*Task directions*
Lines that hold the word "caption" should be located and copied.
==================================================
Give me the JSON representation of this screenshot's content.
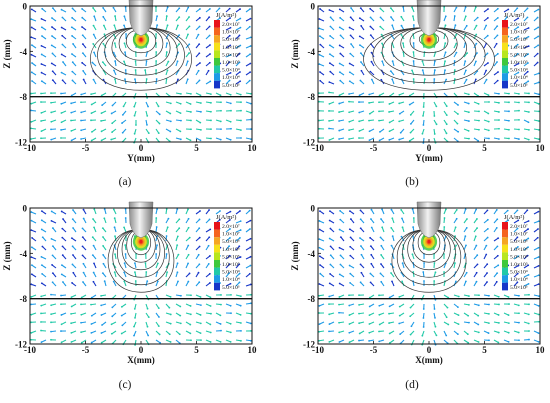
{
  "figure": {
    "legend_title": "J(A/m²)",
    "legend_levels": [
      "2.0×10⁷",
      "1.0×10⁷",
      "5.0×10⁶",
      "1.0×10⁶",
      "5.0×10⁵",
      "1.0×10⁵",
      "5.0×10⁴",
      "1.0×10⁴",
      "5.0×10³"
    ],
    "legend_colors": [
      "#e8121a",
      "#f5641e",
      "#f5a623",
      "#f7e11a",
      "#b8e61e",
      "#3ec83c",
      "#21c9a8",
      "#1e9be6",
      "#1636c8"
    ],
    "ylabel": "Z (mm)",
    "z_ticks": [
      0,
      -4,
      -8,
      -12
    ],
    "x_ticks": [
      -10,
      -5,
      0,
      5,
      10
    ],
    "interface_z": -8,
    "panels": [
      {
        "caption": "(a)",
        "xlabel": "Y(mm)",
        "contour_width": 0.85
      },
      {
        "caption": "(b)",
        "xlabel": "Y(mm)",
        "contour_width": 1.1
      },
      {
        "caption": "(c)",
        "xlabel": "X(mm)",
        "contour_width": 0.55
      },
      {
        "caption": "(d)",
        "xlabel": "X(mm)",
        "contour_width": 0.62
      }
    ]
  }
}
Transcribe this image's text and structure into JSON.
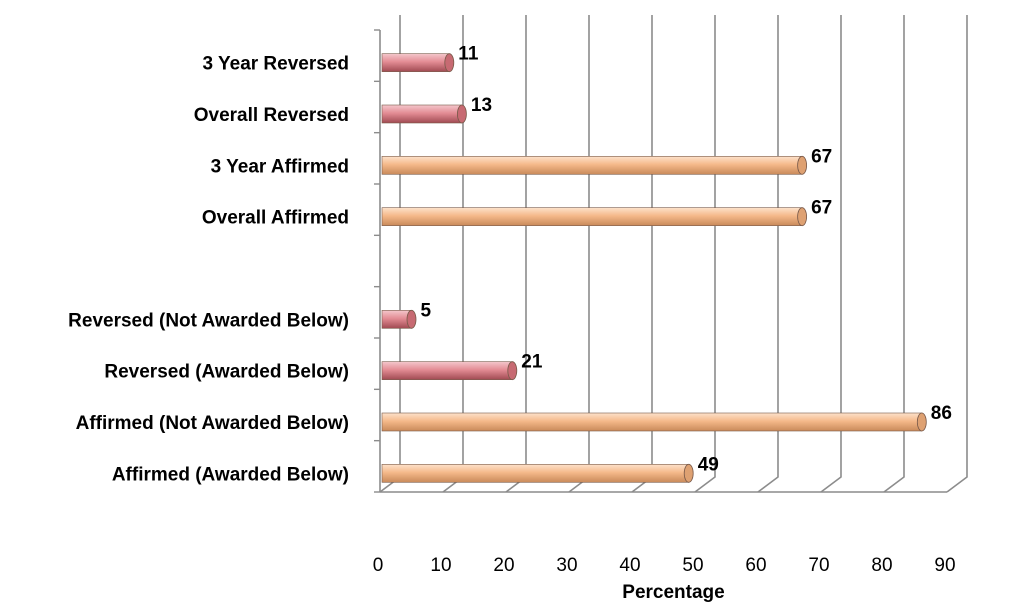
{
  "chart_data": {
    "type": "bar",
    "orientation": "horizontal",
    "categories": [
      "3 Year Reversed",
      "Overall Reversed",
      "3 Year Affirmed",
      "Overall Affirmed",
      "",
      "Reversed (Not Awarded Below)",
      "Reversed (Awarded Below)",
      "Affirmed (Not Awarded Below)",
      "Affirmed (Awarded Below)"
    ],
    "values": [
      11,
      13,
      67,
      67,
      null,
      5,
      21,
      86,
      49
    ],
    "value_labels": [
      "11",
      "13",
      "67",
      "67",
      "",
      "5",
      "21",
      "86",
      "49"
    ],
    "bar_colors": [
      "#e38c94",
      "#e38c94",
      "#f5b98a",
      "#f5b98a",
      "",
      "#e38c94",
      "#e38c94",
      "#f5b98a",
      "#f5b98a"
    ],
    "xlim": [
      0,
      90
    ],
    "x_ticks": [
      "0",
      "10",
      "20",
      "30",
      "40",
      "50",
      "60",
      "70",
      "80",
      "90"
    ],
    "xlabel": "Percentage",
    "ylabel": "",
    "title": "",
    "grid": "vertical",
    "style": "3d-cylinder"
  }
}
==================================================
*Expected answer*
        "caption": "(a)",
        "caption": "(b)",
        "caption": "(c)",
        "caption": "(d)",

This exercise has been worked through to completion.